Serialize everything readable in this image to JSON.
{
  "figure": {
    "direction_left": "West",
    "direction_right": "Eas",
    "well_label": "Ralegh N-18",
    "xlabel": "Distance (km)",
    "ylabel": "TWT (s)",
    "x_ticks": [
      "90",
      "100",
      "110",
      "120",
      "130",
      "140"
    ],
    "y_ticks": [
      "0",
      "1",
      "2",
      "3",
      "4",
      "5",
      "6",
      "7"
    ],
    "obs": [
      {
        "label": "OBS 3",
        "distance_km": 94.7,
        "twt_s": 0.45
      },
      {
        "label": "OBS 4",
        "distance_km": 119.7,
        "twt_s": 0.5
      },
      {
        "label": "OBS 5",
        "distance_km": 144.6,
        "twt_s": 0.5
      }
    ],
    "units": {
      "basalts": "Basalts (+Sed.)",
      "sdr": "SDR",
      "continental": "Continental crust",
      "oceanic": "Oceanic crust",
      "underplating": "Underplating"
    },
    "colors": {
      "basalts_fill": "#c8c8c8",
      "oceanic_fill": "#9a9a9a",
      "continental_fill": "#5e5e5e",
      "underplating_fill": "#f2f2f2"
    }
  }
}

Instructions to follow
Reproduce all the data word for word.

Expected answer
Serialize everything readable in this image to JSON.
{
  "figure": {
    "direction_left": "West",
    "direction_right": "Eas",
    "well_label": "Ralegh N-18",
    "xlabel": "Distance (km)",
    "ylabel": "TWT (s)",
    "x_ticks": [
      "90",
      "100",
      "110",
      "120",
      "130",
      "140"
    ],
    "y_ticks": [
      "0",
      "1",
      "2",
      "3",
      "4",
      "5",
      "6",
      "7"
    ],
    "obs": [
      {
        "label": "OBS 3",
        "distance_km": 94.7,
        "twt_s": 0.45
      },
      {
        "label": "OBS 4",
        "distance_km": 119.7,
        "twt_s": 0.5
      },
      {
        "label": "OBS 5",
        "distance_km": 144.6,
        "twt_s": 0.5
      }
    ],
    "units": {
      "basalts": "Basalts (+Sed.)",
      "sdr": "SDR",
      "continental": "Continental crust",
      "oceanic": "Oceanic crust",
      "underplating": "Underplating"
    },
    "colors": {
      "basalts_fill": "#c8c8c8",
      "oceanic_fill": "#9a9a9a",
      "continental_fill": "#5e5e5e",
      "underplating_fill": "#f2f2f2"
    }
  }
}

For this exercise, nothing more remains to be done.